**Given request:** Give back only the lines from the one with "Read this page and output its text content." through the last line of the data, exactly as they appear.

------ Records supplied

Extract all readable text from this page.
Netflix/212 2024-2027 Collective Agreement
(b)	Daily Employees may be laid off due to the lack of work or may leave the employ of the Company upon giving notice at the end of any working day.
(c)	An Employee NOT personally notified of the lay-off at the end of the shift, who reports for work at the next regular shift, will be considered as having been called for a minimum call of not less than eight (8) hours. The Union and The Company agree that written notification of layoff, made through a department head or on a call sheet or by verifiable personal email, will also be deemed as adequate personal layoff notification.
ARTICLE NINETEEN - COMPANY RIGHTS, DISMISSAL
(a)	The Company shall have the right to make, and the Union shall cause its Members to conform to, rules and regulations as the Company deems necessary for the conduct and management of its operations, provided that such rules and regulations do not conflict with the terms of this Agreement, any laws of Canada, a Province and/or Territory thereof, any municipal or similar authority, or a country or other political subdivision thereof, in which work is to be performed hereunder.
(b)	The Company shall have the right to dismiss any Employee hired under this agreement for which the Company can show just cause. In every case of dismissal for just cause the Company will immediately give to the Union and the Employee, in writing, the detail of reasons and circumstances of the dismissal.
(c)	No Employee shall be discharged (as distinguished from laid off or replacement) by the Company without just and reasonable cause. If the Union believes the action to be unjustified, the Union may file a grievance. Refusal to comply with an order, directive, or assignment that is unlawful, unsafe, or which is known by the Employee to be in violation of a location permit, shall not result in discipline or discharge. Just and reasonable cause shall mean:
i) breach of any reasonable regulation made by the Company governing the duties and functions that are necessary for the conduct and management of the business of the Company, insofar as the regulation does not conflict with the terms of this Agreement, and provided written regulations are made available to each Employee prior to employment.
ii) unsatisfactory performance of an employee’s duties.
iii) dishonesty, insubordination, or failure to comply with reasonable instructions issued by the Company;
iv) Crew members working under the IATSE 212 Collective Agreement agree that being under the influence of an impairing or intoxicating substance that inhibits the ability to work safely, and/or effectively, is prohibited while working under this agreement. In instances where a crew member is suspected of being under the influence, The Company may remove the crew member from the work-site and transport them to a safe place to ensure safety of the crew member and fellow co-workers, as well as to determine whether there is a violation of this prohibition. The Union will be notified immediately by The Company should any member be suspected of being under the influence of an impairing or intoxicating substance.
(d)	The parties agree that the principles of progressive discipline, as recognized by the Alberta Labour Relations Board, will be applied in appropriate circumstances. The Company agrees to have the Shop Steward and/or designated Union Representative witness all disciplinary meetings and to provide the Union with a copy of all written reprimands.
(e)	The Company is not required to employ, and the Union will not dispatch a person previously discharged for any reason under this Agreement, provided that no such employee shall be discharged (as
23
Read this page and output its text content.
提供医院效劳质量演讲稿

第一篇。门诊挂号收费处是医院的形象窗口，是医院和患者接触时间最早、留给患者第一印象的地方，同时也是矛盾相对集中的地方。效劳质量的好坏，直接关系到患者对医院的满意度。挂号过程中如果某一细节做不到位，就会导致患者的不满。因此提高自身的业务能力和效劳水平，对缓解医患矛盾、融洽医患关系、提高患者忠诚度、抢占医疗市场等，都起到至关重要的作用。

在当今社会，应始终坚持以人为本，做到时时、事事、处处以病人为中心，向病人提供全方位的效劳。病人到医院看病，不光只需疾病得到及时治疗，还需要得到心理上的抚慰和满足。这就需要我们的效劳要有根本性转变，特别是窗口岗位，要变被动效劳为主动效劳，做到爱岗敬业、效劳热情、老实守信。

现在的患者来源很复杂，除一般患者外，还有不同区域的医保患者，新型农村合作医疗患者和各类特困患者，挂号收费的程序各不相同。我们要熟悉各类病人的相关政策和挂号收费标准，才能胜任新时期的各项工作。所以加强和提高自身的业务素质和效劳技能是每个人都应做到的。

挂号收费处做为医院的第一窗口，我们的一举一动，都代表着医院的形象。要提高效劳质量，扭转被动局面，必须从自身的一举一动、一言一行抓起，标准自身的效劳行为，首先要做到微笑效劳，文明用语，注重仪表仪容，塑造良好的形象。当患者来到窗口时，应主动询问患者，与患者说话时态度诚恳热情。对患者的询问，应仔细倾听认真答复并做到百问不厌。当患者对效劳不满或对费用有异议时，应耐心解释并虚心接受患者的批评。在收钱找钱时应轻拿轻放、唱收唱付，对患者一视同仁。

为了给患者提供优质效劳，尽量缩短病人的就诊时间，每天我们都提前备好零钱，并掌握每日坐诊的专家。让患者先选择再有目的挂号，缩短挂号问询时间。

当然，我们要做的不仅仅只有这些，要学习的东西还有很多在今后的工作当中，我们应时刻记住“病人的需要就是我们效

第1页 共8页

------------

**Response to the task:**
Read this page and output its text content.
提供医院效劳质量演讲稿

第一篇。门诊挂号收费处是医院的形象窗口，是医院和患者接触时间最早、留给患者第一印象的地方，同时也是矛盾相对集中的地方。效劳质量的好坏，直接关系到患者对医院的满意度。挂号过程中如果某一细节做不到位，就会导致患者的不满。因此提高自身的业务能力和效劳水平，对缓解医患矛盾、融洽医患关系、提高患者忠诚度、抢占医疗市场等，都起到至关重要的作用。

在当今社会，应始终坚持以人为本，做到时时、事事、处处以病人为中心，向病人提供全方位的效劳。病人到医院看病，不光只需疾病得到及时治疗，还需要得到心理上的抚慰和满足。这就需要我们的效劳要有根本性转变，特别是窗口岗位，要变被动效劳为主动效劳，做到爱岗敬业、效劳热情、老实守信。

现在的患者来源很复杂，除一般患者外，还有不同区域的医保患者，新型农村合作医疗患者和各类特困患者，挂号收费的程序各不相同。我们要熟悉各类病人的相关政策和挂号收费标准，才能胜任新时期的各项工作。所以加强和提高自身的业务素质和效劳技能是每个人都应做到的。

挂号收费处做为医院的第一窗口，我们的一举一动，都代表着医院的形象。要提高效劳质量，扭转被动局面，必须从自身的一举一动、一言一行抓起，标准自身的效劳行为，首先要做到微笑效劳，文明用语，注重仪表仪容，塑造良好的形象。当患者来到窗口时，应主动询问患者，与患者说话时态度诚恳热情。对患者的询问，应仔细倾听认真答复并做到百问不厌。当患者对效劳不满或对费用有异议时，应耐心解释并虚心接受患者的批评。在收钱找钱时应轻拿轻放、唱收唱付，对患者一视同仁。

为了给患者提供优质效劳，尽量缩短病人的就诊时间，每天我们都提前备好零钱，并掌握每日坐诊的专家。让患者先选择再有目的挂号，缩短挂号问询时间。

当然，我们要做的不仅仅只有这些，要学习的东西还有很多在今后的工作当中，我们应时刻记住“病人的需要就是我们效

第1页 共8页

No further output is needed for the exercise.